Given instruction:
Below is the data. Give it again, complete and exact.

Stored rows:
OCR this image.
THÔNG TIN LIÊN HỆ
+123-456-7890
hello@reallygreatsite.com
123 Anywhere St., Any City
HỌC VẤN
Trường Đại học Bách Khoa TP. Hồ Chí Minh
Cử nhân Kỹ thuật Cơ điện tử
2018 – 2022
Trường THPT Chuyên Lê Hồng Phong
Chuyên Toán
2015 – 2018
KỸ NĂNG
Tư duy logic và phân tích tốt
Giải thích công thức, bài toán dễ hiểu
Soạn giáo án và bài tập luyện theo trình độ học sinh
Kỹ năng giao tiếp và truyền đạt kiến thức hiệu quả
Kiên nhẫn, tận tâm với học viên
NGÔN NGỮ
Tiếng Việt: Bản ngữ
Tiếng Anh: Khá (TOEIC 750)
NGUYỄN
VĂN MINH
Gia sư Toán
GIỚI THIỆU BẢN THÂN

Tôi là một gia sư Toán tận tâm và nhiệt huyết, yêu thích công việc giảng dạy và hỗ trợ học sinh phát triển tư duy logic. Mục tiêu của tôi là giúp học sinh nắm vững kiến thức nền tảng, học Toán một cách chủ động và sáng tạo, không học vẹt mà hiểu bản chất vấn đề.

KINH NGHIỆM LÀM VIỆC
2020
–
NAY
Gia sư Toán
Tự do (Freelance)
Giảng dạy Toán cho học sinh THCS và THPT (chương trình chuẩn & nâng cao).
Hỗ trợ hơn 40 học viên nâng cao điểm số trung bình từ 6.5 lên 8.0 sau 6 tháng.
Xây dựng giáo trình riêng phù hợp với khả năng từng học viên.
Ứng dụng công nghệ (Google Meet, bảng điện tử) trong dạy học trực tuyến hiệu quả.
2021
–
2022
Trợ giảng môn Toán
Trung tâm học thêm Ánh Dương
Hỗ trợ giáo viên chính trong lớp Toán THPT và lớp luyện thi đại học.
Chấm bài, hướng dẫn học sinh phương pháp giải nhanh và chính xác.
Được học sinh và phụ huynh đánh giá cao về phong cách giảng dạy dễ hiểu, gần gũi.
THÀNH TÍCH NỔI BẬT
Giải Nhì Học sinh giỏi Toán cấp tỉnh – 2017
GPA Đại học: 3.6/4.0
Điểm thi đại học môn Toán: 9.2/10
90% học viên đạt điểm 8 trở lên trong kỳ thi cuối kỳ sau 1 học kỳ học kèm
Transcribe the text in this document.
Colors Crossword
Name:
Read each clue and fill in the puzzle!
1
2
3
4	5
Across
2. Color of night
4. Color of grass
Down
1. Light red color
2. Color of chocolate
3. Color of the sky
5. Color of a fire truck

Written solution:
OCR this image.
THÔNG TIN LIÊN HỆ
+123-456-7890
hello@reallygreatsite.com
123 Anywhere St., Any City
HỌC VẤN
Trường Đại học Bách Khoa TP. Hồ Chí Minh
Cử nhân Kỹ thuật Cơ điện tử
2018 – 2022
Trường THPT Chuyên Lê Hồng Phong
Chuyên Toán
2015 – 2018
KỸ NĂNG
Tư duy logic và phân tích tốt
Giải thích công thức, bài toán dễ hiểu
Soạn giáo án và bài tập luyện theo trình độ học sinh
Kỹ năng giao tiếp và truyền đạt kiến thức hiệu quả
Kiên nhẫn, tận tâm với học viên
NGÔN NGỮ
Tiếng Việt: Bản ngữ
Tiếng Anh: Khá (TOEIC 750)
NGUYỄN
VĂN MINH
Gia sư Toán
GIỚI THIỆU BẢN THÂN

Tôi là một gia sư Toán tận tâm và nhiệt huyết, yêu thích công việc giảng dạy và hỗ trợ học sinh phát triển tư duy logic. Mục tiêu của tôi là giúp học sinh nắm vững kiến thức nền tảng, học Toán một cách chủ động và sáng tạo, không học vẹt mà hiểu bản chất vấn đề.

KINH NGHIỆM LÀM VIỆC
2020
–
NAY
Gia sư Toán
Tự do (Freelance)
Giảng dạy Toán cho học sinh THCS và THPT (chương trình chuẩn & nâng cao).
Hỗ trợ hơn 40 học viên nâng cao điểm số trung bình từ 6.5 lên 8.0 sau 6 tháng.
Xây dựng giáo trình riêng phù hợp với khả năng từng học viên.
Ứng dụng công nghệ (Google Meet, bảng điện tử) trong dạy học trực tuyến hiệu quả.
2021
–
2022
Trợ giảng môn Toán
Trung tâm học thêm Ánh Dương
Hỗ trợ giáo viên chính trong lớp Toán THPT và lớp luyện thi đại học.
Chấm bài, hướng dẫn học sinh phương pháp giải nhanh và chính xác.
Được học sinh và phụ huynh đánh giá cao về phong cách giảng dạy dễ hiểu, gần gũi.
THÀNH TÍCH NỔI BẬT
Giải Nhì Học sinh giỏi Toán cấp tỉnh – 2017
GPA Đại học: 3.6/4.0
Điểm thi đại học môn Toán: 9.2/10
90% học viên đạt điểm 8 trở lên trong kỳ thi cuối kỳ sau 1 học kỳ học kèm
Transcribe the text in this document.
Colors Crossword
Name:
Read each clue and fill in the puzzle!
1
2
3
4	5
Across
2. Color of night
4. Color of grass
Down
1. Light red color
2. Color of chocolate
3. Color of the sky
5. Color of a fire truck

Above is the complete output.